• Objective
Wherever the word "some" appears in a line, extract that line.

[Dataset entries]

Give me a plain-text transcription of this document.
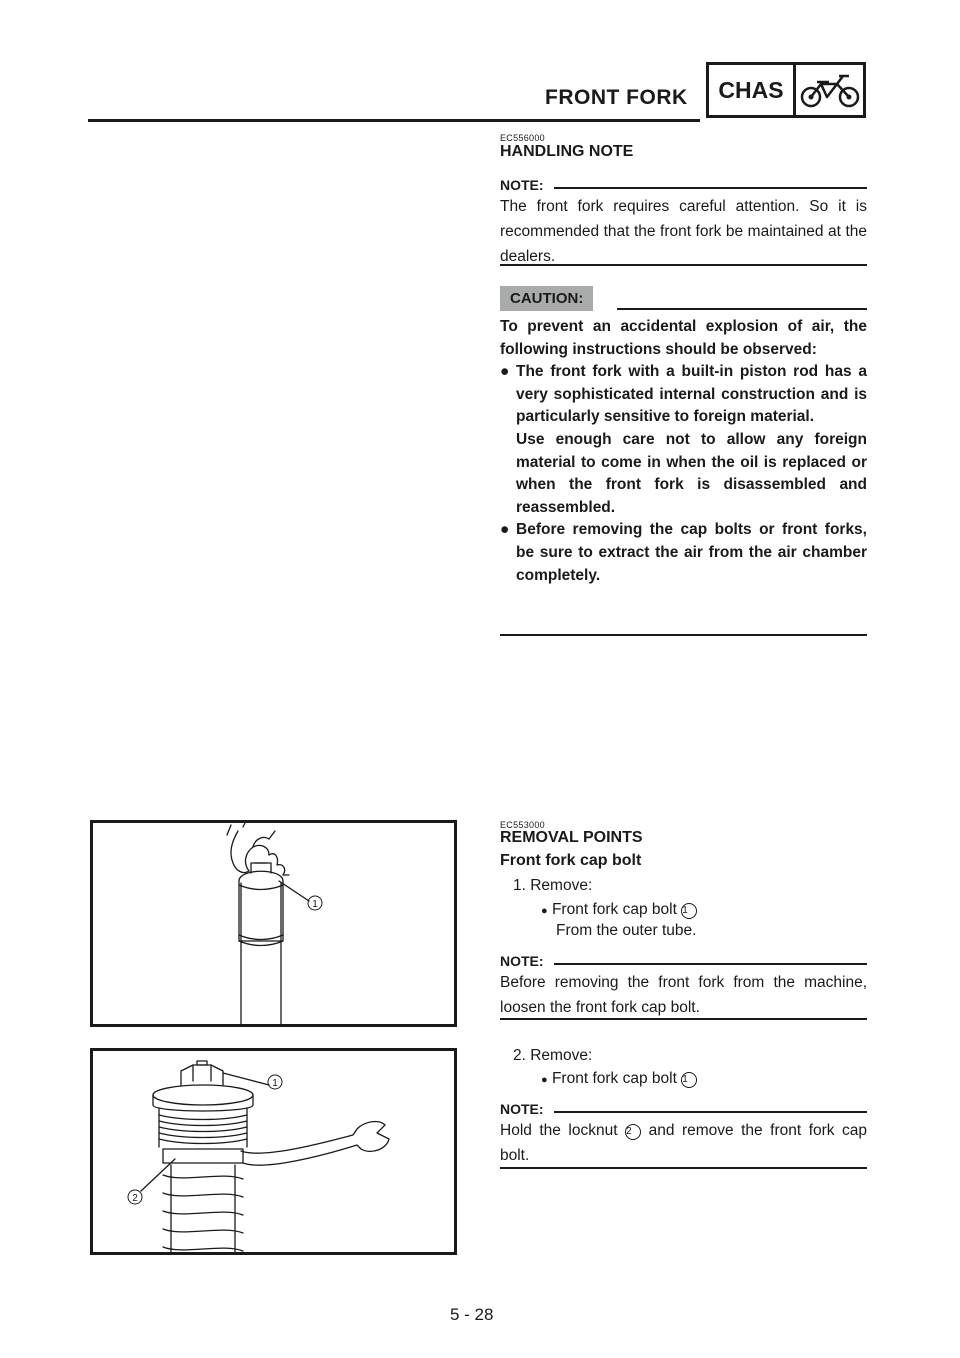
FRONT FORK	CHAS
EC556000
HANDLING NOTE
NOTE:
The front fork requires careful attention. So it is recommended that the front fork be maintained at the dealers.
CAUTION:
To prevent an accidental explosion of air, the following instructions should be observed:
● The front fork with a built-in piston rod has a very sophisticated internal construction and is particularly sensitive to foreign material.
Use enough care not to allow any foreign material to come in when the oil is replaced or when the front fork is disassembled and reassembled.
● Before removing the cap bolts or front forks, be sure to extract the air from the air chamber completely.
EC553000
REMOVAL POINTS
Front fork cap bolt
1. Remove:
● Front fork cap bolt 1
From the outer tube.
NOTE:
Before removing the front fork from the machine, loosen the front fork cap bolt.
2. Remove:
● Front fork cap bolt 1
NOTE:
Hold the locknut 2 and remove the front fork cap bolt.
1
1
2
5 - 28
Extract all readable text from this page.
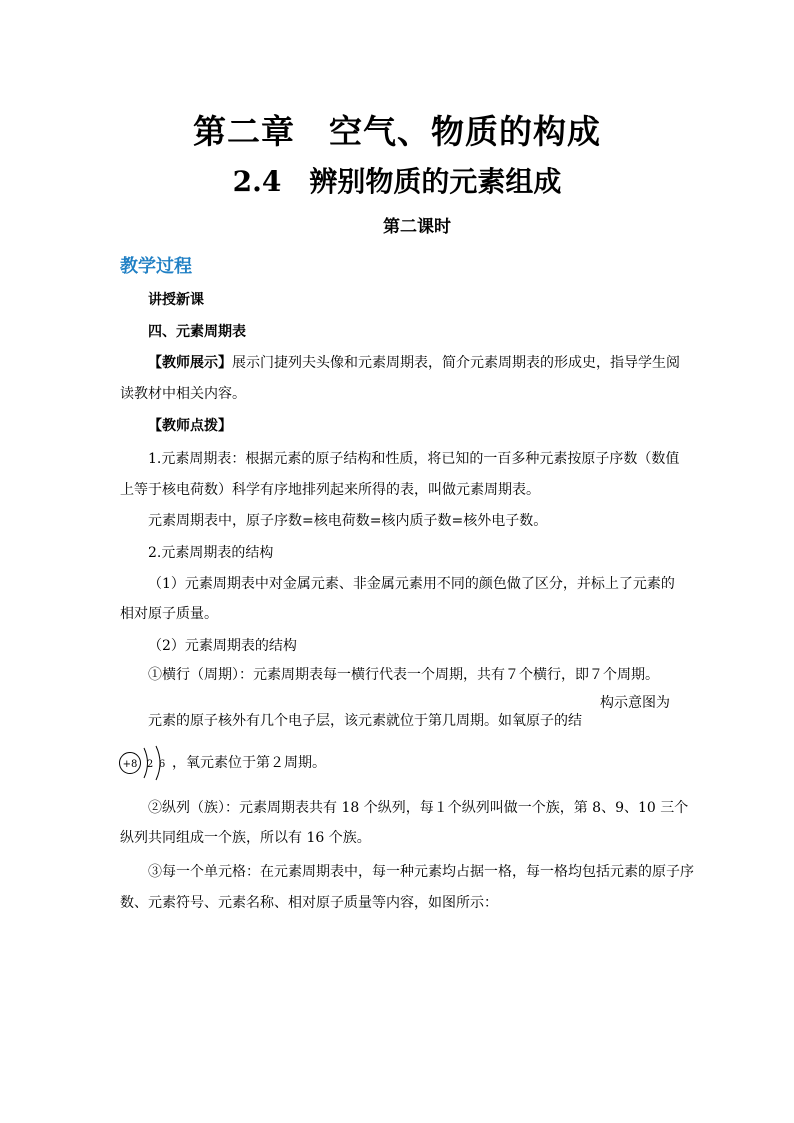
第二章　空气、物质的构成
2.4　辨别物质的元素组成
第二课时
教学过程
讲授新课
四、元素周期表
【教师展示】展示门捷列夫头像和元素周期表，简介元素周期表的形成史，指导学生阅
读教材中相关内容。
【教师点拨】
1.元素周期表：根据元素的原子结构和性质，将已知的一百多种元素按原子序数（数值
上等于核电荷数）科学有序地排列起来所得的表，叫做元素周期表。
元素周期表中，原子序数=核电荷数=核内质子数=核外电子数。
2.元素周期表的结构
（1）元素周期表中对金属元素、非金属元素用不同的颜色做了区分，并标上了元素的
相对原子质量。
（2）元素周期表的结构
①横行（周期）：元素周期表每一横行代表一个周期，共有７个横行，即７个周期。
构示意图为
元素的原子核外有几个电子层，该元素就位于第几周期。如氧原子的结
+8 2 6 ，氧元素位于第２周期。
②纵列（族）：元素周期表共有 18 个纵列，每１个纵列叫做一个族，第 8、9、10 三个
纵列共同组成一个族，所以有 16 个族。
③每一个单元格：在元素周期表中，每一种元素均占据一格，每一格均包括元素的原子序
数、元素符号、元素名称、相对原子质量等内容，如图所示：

---

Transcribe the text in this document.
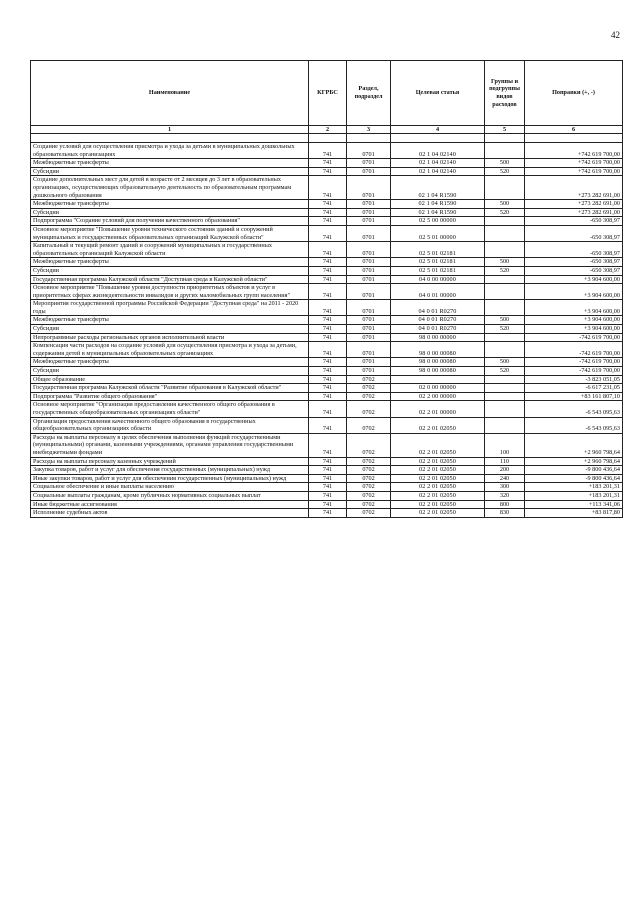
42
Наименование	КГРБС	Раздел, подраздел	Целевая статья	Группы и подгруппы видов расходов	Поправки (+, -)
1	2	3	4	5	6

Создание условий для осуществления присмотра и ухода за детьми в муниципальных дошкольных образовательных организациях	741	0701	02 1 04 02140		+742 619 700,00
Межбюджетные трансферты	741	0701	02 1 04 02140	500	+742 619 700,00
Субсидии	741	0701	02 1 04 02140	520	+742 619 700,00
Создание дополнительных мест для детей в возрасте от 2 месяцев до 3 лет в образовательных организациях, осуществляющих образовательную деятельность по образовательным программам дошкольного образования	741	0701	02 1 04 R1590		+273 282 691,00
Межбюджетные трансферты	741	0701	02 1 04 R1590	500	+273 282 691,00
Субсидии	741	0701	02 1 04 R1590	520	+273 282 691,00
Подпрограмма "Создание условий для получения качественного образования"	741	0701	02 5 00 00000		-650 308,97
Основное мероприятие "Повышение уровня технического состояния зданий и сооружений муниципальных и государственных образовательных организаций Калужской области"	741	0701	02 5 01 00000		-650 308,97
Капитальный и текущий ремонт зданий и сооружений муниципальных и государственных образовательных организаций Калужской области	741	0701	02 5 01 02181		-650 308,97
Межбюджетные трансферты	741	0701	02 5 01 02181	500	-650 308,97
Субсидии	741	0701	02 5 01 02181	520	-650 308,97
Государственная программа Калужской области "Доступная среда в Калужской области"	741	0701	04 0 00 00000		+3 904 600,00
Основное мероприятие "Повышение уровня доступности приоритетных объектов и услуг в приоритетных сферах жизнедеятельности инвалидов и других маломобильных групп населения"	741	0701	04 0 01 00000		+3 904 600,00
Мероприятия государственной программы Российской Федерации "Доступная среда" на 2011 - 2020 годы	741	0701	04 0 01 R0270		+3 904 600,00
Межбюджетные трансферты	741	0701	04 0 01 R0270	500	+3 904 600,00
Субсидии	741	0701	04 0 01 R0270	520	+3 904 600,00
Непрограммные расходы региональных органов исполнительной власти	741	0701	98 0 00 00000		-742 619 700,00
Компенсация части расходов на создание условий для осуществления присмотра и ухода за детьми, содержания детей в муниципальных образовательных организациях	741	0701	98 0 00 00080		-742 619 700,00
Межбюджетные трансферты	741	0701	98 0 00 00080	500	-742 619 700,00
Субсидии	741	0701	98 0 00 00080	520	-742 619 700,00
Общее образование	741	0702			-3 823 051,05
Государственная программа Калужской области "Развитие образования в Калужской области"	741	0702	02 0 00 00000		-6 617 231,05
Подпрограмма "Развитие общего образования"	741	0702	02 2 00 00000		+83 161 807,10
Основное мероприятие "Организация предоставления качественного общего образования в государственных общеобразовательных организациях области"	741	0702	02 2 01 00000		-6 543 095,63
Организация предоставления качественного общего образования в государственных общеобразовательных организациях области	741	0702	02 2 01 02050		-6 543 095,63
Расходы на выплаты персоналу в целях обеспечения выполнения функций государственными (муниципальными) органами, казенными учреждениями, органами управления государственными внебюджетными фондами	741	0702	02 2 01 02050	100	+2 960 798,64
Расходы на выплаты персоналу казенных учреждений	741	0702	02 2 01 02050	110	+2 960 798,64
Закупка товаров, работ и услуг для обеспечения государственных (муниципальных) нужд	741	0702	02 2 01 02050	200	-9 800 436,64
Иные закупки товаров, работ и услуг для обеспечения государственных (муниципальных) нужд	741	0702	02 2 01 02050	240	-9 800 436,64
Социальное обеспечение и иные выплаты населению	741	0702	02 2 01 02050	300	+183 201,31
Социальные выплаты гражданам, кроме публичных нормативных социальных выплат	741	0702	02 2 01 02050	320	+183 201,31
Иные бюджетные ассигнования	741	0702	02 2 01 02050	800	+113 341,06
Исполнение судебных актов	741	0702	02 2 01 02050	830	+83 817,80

==

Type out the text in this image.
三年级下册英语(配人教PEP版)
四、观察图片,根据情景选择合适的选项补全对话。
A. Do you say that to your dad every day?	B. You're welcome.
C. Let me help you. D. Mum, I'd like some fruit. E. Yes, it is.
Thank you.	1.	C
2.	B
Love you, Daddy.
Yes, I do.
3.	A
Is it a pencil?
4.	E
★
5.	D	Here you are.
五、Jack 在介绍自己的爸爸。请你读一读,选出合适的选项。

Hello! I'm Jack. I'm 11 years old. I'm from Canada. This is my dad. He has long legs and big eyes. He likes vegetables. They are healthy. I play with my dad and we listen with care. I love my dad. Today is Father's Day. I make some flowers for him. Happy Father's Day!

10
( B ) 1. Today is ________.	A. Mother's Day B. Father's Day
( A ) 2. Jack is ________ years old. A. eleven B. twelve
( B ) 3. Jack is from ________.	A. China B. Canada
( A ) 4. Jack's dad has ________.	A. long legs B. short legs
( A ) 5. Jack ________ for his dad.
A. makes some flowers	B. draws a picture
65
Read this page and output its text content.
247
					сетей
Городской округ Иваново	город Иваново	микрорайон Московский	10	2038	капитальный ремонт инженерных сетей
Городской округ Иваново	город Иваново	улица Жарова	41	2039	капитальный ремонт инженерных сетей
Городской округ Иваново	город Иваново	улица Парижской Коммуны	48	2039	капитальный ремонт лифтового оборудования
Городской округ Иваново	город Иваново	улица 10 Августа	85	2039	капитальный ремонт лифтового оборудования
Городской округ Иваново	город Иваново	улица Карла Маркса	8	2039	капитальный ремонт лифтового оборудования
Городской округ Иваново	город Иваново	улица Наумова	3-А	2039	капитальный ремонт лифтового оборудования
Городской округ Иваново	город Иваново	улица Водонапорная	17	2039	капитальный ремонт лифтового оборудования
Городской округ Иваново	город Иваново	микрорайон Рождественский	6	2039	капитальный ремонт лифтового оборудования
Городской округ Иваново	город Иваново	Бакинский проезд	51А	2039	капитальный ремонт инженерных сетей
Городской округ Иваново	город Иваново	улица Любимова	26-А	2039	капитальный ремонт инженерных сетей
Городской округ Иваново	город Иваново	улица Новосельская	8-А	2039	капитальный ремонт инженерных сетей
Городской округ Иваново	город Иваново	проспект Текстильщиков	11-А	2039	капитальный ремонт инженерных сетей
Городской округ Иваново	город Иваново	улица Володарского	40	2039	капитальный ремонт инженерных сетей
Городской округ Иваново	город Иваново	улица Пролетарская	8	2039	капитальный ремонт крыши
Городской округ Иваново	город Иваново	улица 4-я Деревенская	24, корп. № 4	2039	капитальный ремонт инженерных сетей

• Worked solution
C. Let me help you. D. Mum, I'd like some fruit. E. Yes, it is.
Hello! I'm Jack. I'm 11 years old. I'm from Canada. This is my dad. He has long legs and big eyes. He likes vegetables. They are healthy. I play with my dad and we listen with care. I love my dad. Today is Father's Day. I make some flowers for him. Happy Father's Day!
A. makes some flowers	B. draws a picture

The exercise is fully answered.